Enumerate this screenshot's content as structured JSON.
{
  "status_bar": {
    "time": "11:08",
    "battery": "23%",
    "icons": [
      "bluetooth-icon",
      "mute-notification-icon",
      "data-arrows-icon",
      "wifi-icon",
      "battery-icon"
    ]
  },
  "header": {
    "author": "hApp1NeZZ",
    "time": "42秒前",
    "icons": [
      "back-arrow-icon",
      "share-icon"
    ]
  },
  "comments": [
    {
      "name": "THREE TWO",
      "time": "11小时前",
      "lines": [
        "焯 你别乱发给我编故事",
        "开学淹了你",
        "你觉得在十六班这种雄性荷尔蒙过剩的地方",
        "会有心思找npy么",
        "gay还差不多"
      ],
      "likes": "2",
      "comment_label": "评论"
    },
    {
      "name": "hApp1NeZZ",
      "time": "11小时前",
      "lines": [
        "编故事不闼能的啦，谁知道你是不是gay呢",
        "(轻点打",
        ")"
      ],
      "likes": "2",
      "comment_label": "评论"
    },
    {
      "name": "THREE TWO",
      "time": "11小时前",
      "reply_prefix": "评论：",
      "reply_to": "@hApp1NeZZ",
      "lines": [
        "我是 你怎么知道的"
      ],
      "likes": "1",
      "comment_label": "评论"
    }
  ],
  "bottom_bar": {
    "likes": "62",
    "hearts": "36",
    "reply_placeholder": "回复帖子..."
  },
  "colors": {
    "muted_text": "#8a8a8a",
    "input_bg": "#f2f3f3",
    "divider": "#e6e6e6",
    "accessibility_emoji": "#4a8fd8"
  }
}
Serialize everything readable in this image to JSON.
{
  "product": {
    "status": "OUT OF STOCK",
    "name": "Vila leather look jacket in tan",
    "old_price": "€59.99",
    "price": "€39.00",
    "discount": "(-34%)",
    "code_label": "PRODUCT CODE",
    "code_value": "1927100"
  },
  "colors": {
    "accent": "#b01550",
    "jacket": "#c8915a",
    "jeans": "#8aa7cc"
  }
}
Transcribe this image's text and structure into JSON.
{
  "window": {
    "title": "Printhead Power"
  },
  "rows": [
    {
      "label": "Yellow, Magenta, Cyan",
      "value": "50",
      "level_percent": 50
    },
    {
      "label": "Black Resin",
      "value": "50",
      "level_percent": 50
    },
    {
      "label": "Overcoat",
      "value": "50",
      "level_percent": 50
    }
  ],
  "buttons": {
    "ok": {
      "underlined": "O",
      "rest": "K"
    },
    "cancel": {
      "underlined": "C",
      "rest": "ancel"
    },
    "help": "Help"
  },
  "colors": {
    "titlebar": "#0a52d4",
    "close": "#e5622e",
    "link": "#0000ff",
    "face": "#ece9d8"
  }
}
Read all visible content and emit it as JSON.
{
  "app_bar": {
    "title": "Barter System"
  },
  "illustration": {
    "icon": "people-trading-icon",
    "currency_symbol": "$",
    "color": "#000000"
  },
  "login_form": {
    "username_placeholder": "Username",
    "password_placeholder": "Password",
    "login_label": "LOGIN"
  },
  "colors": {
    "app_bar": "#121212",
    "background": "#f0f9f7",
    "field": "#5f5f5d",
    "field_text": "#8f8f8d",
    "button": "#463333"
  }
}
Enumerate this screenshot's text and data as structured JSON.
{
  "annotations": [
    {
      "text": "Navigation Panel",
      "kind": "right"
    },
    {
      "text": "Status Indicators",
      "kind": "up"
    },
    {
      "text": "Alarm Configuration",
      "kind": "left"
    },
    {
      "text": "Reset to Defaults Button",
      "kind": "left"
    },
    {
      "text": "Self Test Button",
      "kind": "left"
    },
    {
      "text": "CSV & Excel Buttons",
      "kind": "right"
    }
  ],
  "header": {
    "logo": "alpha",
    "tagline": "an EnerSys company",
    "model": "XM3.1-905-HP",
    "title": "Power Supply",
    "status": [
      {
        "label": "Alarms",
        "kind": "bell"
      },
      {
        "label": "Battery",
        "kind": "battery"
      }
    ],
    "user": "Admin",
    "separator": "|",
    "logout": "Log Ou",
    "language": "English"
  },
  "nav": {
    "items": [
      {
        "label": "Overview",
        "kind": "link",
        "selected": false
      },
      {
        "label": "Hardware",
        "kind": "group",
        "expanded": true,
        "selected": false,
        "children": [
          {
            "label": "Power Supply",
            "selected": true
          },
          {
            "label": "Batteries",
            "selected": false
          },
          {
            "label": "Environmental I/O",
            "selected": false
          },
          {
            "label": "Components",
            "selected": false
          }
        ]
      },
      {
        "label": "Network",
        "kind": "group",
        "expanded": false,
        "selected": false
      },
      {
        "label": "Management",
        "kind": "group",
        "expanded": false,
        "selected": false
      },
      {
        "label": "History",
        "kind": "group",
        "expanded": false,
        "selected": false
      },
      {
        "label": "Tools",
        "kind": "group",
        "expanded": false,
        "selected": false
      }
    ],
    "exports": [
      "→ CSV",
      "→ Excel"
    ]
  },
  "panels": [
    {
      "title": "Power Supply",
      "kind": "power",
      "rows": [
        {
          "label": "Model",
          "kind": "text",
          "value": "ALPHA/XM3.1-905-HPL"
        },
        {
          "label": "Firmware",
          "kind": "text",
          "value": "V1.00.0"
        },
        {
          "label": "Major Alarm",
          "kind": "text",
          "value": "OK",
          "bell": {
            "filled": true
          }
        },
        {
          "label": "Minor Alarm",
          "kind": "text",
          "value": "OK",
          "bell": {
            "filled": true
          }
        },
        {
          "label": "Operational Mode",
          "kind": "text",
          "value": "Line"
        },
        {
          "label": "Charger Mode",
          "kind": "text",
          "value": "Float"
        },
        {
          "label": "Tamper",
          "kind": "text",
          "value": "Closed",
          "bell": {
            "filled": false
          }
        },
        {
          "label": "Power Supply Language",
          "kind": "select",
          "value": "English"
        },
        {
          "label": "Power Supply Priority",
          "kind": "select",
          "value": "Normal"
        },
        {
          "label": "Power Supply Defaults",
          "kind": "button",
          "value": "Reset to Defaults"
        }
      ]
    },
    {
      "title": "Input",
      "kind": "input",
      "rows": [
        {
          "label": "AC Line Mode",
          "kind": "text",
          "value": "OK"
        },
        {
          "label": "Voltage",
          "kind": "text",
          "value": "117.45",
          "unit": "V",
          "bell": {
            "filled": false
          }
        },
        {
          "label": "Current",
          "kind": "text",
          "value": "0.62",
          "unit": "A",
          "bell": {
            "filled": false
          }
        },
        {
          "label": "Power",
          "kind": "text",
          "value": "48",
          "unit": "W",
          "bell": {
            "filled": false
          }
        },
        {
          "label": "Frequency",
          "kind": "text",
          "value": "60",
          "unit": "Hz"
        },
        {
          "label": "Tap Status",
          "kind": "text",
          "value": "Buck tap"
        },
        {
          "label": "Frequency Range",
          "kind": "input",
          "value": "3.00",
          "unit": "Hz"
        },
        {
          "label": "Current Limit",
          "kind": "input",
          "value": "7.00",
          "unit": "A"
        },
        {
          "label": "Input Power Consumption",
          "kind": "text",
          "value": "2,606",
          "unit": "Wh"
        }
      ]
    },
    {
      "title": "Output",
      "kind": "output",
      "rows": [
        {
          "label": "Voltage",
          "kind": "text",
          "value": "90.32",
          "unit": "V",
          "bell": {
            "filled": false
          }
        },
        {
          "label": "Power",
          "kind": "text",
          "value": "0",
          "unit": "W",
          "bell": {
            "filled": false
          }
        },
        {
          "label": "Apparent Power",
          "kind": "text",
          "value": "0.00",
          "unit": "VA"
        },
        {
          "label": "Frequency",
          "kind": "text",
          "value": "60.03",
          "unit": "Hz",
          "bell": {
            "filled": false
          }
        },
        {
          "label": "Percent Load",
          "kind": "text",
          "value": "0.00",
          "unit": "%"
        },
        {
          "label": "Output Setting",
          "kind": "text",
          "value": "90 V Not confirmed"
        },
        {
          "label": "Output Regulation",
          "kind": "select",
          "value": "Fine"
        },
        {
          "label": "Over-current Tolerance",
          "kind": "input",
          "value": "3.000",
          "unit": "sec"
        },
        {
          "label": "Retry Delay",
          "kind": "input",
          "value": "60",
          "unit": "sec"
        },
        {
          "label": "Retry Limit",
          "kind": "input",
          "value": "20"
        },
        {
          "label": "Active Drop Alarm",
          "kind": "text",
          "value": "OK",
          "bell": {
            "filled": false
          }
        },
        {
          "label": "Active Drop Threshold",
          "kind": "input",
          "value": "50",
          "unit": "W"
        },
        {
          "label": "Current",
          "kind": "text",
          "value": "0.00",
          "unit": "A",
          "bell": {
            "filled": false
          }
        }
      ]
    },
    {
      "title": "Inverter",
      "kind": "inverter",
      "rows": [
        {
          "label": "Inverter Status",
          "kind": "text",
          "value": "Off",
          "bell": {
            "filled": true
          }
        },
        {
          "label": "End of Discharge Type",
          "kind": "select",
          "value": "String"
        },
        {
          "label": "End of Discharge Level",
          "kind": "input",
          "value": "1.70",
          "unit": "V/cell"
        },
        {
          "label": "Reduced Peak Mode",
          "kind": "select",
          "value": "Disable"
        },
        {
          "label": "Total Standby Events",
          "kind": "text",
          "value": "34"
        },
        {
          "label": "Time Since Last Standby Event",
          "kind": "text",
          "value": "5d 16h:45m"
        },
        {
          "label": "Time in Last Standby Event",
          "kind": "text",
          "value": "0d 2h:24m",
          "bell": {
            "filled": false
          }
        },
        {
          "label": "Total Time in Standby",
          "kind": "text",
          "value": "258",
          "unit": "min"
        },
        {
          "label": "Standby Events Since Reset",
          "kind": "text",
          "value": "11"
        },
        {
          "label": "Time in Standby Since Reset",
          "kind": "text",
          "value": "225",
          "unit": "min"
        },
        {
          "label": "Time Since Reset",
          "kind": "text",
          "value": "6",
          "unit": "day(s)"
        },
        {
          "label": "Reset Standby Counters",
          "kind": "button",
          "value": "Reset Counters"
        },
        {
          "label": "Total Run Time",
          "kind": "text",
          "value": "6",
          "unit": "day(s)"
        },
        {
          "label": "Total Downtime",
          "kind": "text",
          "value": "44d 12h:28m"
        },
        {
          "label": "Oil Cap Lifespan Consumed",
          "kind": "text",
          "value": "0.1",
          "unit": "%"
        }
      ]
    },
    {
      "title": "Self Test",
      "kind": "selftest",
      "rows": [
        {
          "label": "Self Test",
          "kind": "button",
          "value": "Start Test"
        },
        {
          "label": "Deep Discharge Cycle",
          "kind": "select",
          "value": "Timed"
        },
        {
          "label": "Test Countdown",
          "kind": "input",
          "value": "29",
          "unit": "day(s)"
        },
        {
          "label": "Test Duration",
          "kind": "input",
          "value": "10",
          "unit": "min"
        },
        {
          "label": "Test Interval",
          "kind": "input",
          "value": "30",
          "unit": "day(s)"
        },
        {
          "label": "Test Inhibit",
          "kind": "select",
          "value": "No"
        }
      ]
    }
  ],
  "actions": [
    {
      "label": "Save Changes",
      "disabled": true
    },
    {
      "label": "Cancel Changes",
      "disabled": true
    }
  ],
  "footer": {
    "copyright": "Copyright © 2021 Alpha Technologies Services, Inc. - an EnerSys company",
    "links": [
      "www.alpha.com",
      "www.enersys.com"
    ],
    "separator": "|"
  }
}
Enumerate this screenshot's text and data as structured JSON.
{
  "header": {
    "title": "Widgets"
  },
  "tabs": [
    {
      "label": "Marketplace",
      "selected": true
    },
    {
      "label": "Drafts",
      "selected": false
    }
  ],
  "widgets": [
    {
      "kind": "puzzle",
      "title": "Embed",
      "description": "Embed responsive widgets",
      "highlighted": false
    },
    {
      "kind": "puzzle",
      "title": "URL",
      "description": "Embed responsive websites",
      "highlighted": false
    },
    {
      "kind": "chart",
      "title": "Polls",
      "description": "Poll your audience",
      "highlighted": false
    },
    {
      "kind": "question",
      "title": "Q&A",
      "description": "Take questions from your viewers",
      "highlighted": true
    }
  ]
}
══════════
▶ Exercise prompt
Scan the listing above for the word "image" and copy every line that holds it.

▶ Task output
Serialize everything readable in this image to JSON.
Transcribe this image's text and structure into JSON.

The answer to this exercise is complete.